All the records that follow need to be reproduced exactly. Omit the images.

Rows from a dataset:

** BEGIN **

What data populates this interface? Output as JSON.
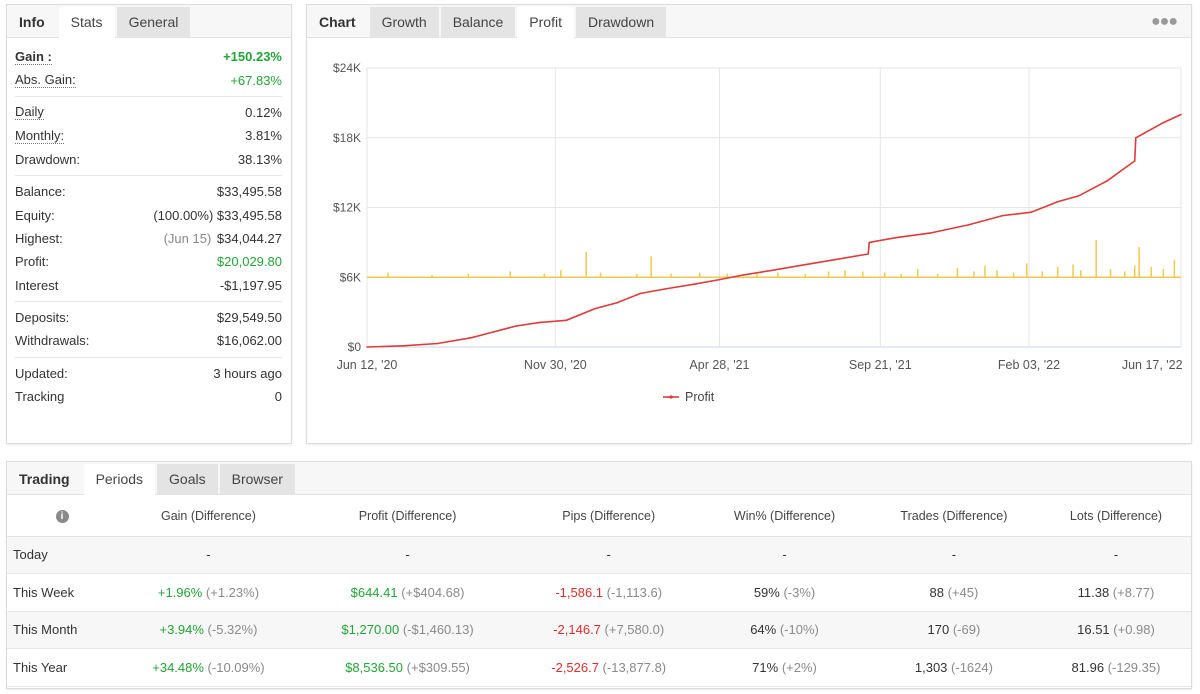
{
  "info_panel": {
    "tabs": [
      "Info",
      "Stats",
      "General"
    ],
    "stats": {
      "gain": {
        "label": "Gain :",
        "value": "+150.23%"
      },
      "abs_gain": {
        "label": "Abs. Gain:",
        "value": "+67.83%"
      },
      "daily": {
        "label": "Daily",
        "value": "0.12%"
      },
      "monthly": {
        "label": "Monthly:",
        "value": "3.81%"
      },
      "drawdown": {
        "label": "Drawdown:",
        "value": "38.13%"
      },
      "balance": {
        "label": "Balance:",
        "value": "$33,495.58"
      },
      "equity": {
        "label": "Equity:",
        "prefix": "(100.00%)",
        "value": "$33,495.58"
      },
      "highest": {
        "label": "Highest:",
        "prefix": "(Jun 15)",
        "value": "$34,044.27"
      },
      "profit": {
        "label": "Profit:",
        "value": "$20,029.80"
      },
      "interest": {
        "label": "Interest",
        "value": "-$1,197.95"
      },
      "deposits": {
        "label": "Deposits:",
        "value": "$29,549.50"
      },
      "withdrawals": {
        "label": "Withdrawals:",
        "value": "$16,062.00"
      },
      "updated": {
        "label": "Updated:",
        "value": "3 hours ago"
      },
      "tracking": {
        "label": "Tracking",
        "value": "0"
      }
    }
  },
  "chart_panel": {
    "tabs": [
      "Chart",
      "Growth",
      "Balance",
      "Profit",
      "Drawdown"
    ],
    "menu_icon": "more-dots-icon",
    "colors": {
      "profit_line": "#e03a3a",
      "volume_bars": "#f2c94c"
    }
  },
  "chart_data": {
    "type": "line",
    "title": "",
    "xlabel": "",
    "ylabel": "",
    "x_ticks": [
      "Jun 12, '20",
      "Nov 30, '20",
      "Apr 28, '21",
      "Sep 21, '21",
      "Feb 03, '22",
      "Jun 17, '22"
    ],
    "y_ticks": [
      "$0",
      "$6K",
      "$12K",
      "$18K",
      "$24K"
    ],
    "ylim": [
      0,
      24000
    ],
    "xlim": [
      "2020-06-12",
      "2022-06-21"
    ],
    "grid": true,
    "legend_position": "bottom",
    "series": [
      {
        "name": "Profit",
        "x": [
          "2020-06-12",
          "2020-07-15",
          "2020-08-15",
          "2020-09-15",
          "2020-10-05",
          "2020-10-25",
          "2020-11-15",
          "2020-12-10",
          "2021-01-05",
          "2021-01-25",
          "2021-02-15",
          "2021-03-10",
          "2021-04-05",
          "2021-04-28",
          "2021-05-20",
          "2021-06-15",
          "2021-07-10",
          "2021-08-10",
          "2021-09-10",
          "2021-09-11",
          "2021-10-05",
          "2021-11-05",
          "2021-12-10",
          "2022-01-10",
          "2022-02-05",
          "2022-03-01",
          "2022-03-20",
          "2022-04-15",
          "2022-05-10",
          "2022-05-11",
          "2022-06-05",
          "2022-06-21"
        ],
        "y": [
          0,
          100,
          300,
          800,
          1300,
          1800,
          2100,
          2300,
          3300,
          3800,
          4600,
          5000,
          5400,
          5800,
          6200,
          6600,
          7000,
          7500,
          8000,
          9000,
          9400,
          9800,
          10500,
          11300,
          11600,
          12500,
          13000,
          14300,
          16000,
          18000,
          19300,
          20000
        ]
      },
      {
        "name": "",
        "type": "bar",
        "x": [
          "2020-07-01",
          "2020-08-10",
          "2020-09-12",
          "2020-10-20",
          "2020-11-20",
          "2020-12-05",
          "2020-12-28",
          "2021-01-10",
          "2021-02-12",
          "2021-02-25",
          "2021-03-15",
          "2021-04-10",
          "2021-05-05",
          "2021-06-01",
          "2021-06-20",
          "2021-07-15",
          "2021-08-05",
          "2021-08-20",
          "2021-09-05",
          "2021-09-25",
          "2021-10-10",
          "2021-10-25",
          "2021-11-12",
          "2021-11-30",
          "2021-12-15",
          "2021-12-25",
          "2022-01-05",
          "2022-01-20",
          "2022-02-01",
          "2022-02-15",
          "2022-03-01",
          "2022-03-15",
          "2022-03-22",
          "2022-04-05",
          "2022-04-18",
          "2022-05-01",
          "2022-05-10",
          "2022-05-14",
          "2022-05-25",
          "2022-06-05",
          "2022-06-15"
        ],
        "y": [
          400,
          200,
          300,
          500,
          300,
          600,
          2200,
          400,
          300,
          1800,
          300,
          400,
          300,
          300,
          400,
          300,
          500,
          600,
          500,
          400,
          300,
          700,
          300,
          800,
          500,
          1000,
          600,
          400,
          1200,
          500,
          900,
          1100,
          600,
          3200,
          700,
          500,
          1000,
          2600,
          900,
          700,
          1500
        ]
      }
    ]
  },
  "trading_panel": {
    "tabs": [
      "Trading",
      "Periods",
      "Goals",
      "Browser"
    ],
    "info_icon": "info-icon",
    "columns": [
      "Gain (Difference)",
      "Profit (Difference)",
      "Pips (Difference)",
      "Win% (Difference)",
      "Trades (Difference)",
      "Lots (Difference)"
    ],
    "rows": [
      {
        "period": "Today",
        "gain": "-",
        "gain_diff": "",
        "profit": "-",
        "profit_diff": "",
        "pips": "-",
        "pips_diff": "",
        "win": "-",
        "win_diff": "",
        "trades": "-",
        "trades_diff": "",
        "lots": "-",
        "lots_diff": ""
      },
      {
        "period": "This Week",
        "gain": "+1.96%",
        "gain_diff": "(+1.23%)",
        "profit": "$644.41",
        "profit_diff": "(+$404.68)",
        "pips": "-1,586.1",
        "pips_diff": "(-1,113.6)",
        "win": "59%",
        "win_diff": "(-3%)",
        "trades": "88",
        "trades_diff": "(+45)",
        "lots": "11.38",
        "lots_diff": "(+8.77)"
      },
      {
        "period": "This Month",
        "gain": "+3.94%",
        "gain_diff": "(-5.32%)",
        "profit": "$1,270.00",
        "profit_diff": "(-$1,460.13)",
        "pips": "-2,146.7",
        "pips_diff": "(+7,580.0)",
        "win": "64%",
        "win_diff": "(-10%)",
        "trades": "170",
        "trades_diff": "(-69)",
        "lots": "16.51",
        "lots_diff": "(+0.98)"
      },
      {
        "period": "This Year",
        "gain": "+34.48%",
        "gain_diff": "(-10.09%)",
        "profit": "$8,536.50",
        "profit_diff": "(+$309.55)",
        "pips": "-2,526.7",
        "pips_diff": "(-13,877.8)",
        "win": "71%",
        "win_diff": "(+2%)",
        "trades": "1,303",
        "trades_diff": "(-1624)",
        "lots": "81.96",
        "lots_diff": "(-129.35)"
      }
    ],
    "colors": {
      "positive": "#21a536",
      "negative": "#e52c2c"
    }
  }
}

** END **

=== WRITTEN ANSWER ===
What data populates this interface? Output as JSON.
{
  "info_panel": {
    "tabs": [
      "Info",
      "Stats",
      "General"
    ],
    "stats": {
      "gain": {
        "label": "Gain :",
        "value": "+150.23%"
      },
      "abs_gain": {
        "label": "Abs. Gain:",
        "value": "+67.83%"
      },
      "daily": {
        "label": "Daily",
        "value": "0.12%"
      },
      "monthly": {
        "label": "Monthly:",
        "value": "3.81%"
      },
      "drawdown": {
        "label": "Drawdown:",
        "value": "38.13%"
      },
      "balance": {
        "label": "Balance:",
        "value": "$33,495.58"
      },
      "equity": {
        "label": "Equity:",
        "prefix": "(100.00%)",
        "value": "$33,495.58"
      },
      "highest": {
        "label": "Highest:",
        "prefix": "(Jun 15)",
        "value": "$34,044.27"
      },
      "profit": {
        "label": "Profit:",
        "value": "$20,029.80"
      },
      "interest": {
        "label": "Interest",
        "value": "-$1,197.95"
      },
      "deposits": {
        "label": "Deposits:",
        "value": "$29,549.50"
      },
      "withdrawals": {
        "label": "Withdrawals:",
        "value": "$16,062.00"
      },
      "updated": {
        "label": "Updated:",
        "value": "3 hours ago"
      },
      "tracking": {
        "label": "Tracking",
        "value": "0"
      }
    }
  },
  "chart_panel": {
    "tabs": [
      "Chart",
      "Growth",
      "Balance",
      "Profit",
      "Drawdown"
    ],
    "menu_icon": "more-dots-icon",
    "colors": {
      "profit_line": "#e03a3a",
      "volume_bars": "#f2c94c"
    }
  },
  "chart_data": {
    "type": "line",
    "title": "",
    "xlabel": "",
    "ylabel": "",
    "x_ticks": [
      "Jun 12, '20",
      "Nov 30, '20",
      "Apr 28, '21",
      "Sep 21, '21",
      "Feb 03, '22",
      "Jun 17, '22"
    ],
    "y_ticks": [
      "$0",
      "$6K",
      "$12K",
      "$18K",
      "$24K"
    ],
    "ylim": [
      0,
      24000
    ],
    "xlim": [
      "2020-06-12",
      "2022-06-21"
    ],
    "grid": true,
    "legend_position": "bottom",
    "series": [
      {
        "name": "Profit",
        "x": [
          "2020-06-12",
          "2020-07-15",
          "2020-08-15",
          "2020-09-15",
          "2020-10-05",
          "2020-10-25",
          "2020-11-15",
          "2020-12-10",
          "2021-01-05",
          "2021-01-25",
          "2021-02-15",
          "2021-03-10",
          "2021-04-05",
          "2021-04-28",
          "2021-05-20",
          "2021-06-15",
          "2021-07-10",
          "2021-08-10",
          "2021-09-10",
          "2021-09-11",
          "2021-10-05",
          "2021-11-05",
          "2021-12-10",
          "2022-01-10",
          "2022-02-05",
          "2022-03-01",
          "2022-03-20",
          "2022-04-15",
          "2022-05-10",
          "2022-05-11",
          "2022-06-05",
          "2022-06-21"
        ],
        "y": [
          0,
          100,
          300,
          800,
          1300,
          1800,
          2100,
          2300,
          3300,
          3800,
          4600,
          5000,
          5400,
          5800,
          6200,
          6600,
          7000,
          7500,
          8000,
          9000,
          9400,
          9800,
          10500,
          11300,
          11600,
          12500,
          13000,
          14300,
          16000,
          18000,
          19300,
          20000
        ]
      },
      {
        "name": "",
        "type": "bar",
        "x": [
          "2020-07-01",
          "2020-08-10",
          "2020-09-12",
          "2020-10-20",
          "2020-11-20",
          "2020-12-05",
          "2020-12-28",
          "2021-01-10",
          "2021-02-12",
          "2021-02-25",
          "2021-03-15",
          "2021-04-10",
          "2021-05-05",
          "2021-06-01",
          "2021-06-20",
          "2021-07-15",
          "2021-08-05",
          "2021-08-20",
          "2021-09-05",
          "2021-09-25",
          "2021-10-10",
          "2021-10-25",
          "2021-11-12",
          "2021-11-30",
          "2021-12-15",
          "2021-12-25",
          "2022-01-05",
          "2022-01-20",
          "2022-02-01",
          "2022-02-15",
          "2022-03-01",
          "2022-03-15",
          "2022-03-22",
          "2022-04-05",
          "2022-04-18",
          "2022-05-01",
          "2022-05-10",
          "2022-05-14",
          "2022-05-25",
          "2022-06-05",
          "2022-06-15"
        ],
        "y": [
          400,
          200,
          300,
          500,
          300,
          600,
          2200,
          400,
          300,
          1800,
          300,
          400,
          300,
          300,
          400,
          300,
          500,
          600,
          500,
          400,
          300,
          700,
          300,
          800,
          500,
          1000,
          600,
          400,
          1200,
          500,
          900,
          1100,
          600,
          3200,
          700,
          500,
          1000,
          2600,
          900,
          700,
          1500
        ]
      }
    ]
  },
  "trading_panel": {
    "tabs": [
      "Trading",
      "Periods",
      "Goals",
      "Browser"
    ],
    "info_icon": "info-icon",
    "columns": [
      "Gain (Difference)",
      "Profit (Difference)",
      "Pips (Difference)",
      "Win% (Difference)",
      "Trades (Difference)",
      "Lots (Difference)"
    ],
    "rows": [
      {
        "period": "Today",
        "gain": "-",
        "gain_diff": "",
        "profit": "-",
        "profit_diff": "",
        "pips": "-",
        "pips_diff": "",
        "win": "-",
        "win_diff": "",
        "trades": "-",
        "trades_diff": "",
        "lots": "-",
        "lots_diff": ""
      },
      {
        "period": "This Week",
        "gain": "+1.96%",
        "gain_diff": "(+1.23%)",
        "profit": "$644.41",
        "profit_diff": "(+$404.68)",
        "pips": "-1,586.1",
        "pips_diff": "(-1,113.6)",
        "win": "59%",
        "win_diff": "(-3%)",
        "trades": "88",
        "trades_diff": "(+45)",
        "lots": "11.38",
        "lots_diff": "(+8.77)"
      },
      {
        "period": "This Month",
        "gain": "+3.94%",
        "gain_diff": "(-5.32%)",
        "profit": "$1,270.00",
        "profit_diff": "(-$1,460.13)",
        "pips": "-2,146.7",
        "pips_diff": "(+7,580.0)",
        "win": "64%",
        "win_diff": "(-10%)",
        "trades": "170",
        "trades_diff": "(-69)",
        "lots": "16.51",
        "lots_diff": "(+0.98)"
      },
      {
        "period": "This Year",
        "gain": "+34.48%",
        "gain_diff": "(-10.09%)",
        "profit": "$8,536.50",
        "profit_diff": "(+$309.55)",
        "pips": "-2,526.7",
        "pips_diff": "(-13,877.8)",
        "win": "71%",
        "win_diff": "(+2%)",
        "trades": "1,303",
        "trades_diff": "(-1624)",
        "lots": "81.96",
        "lots_diff": "(-129.35)"
      }
    ],
    "colors": {
      "positive": "#21a536",
      "negative": "#e52c2c"
    }
  }
}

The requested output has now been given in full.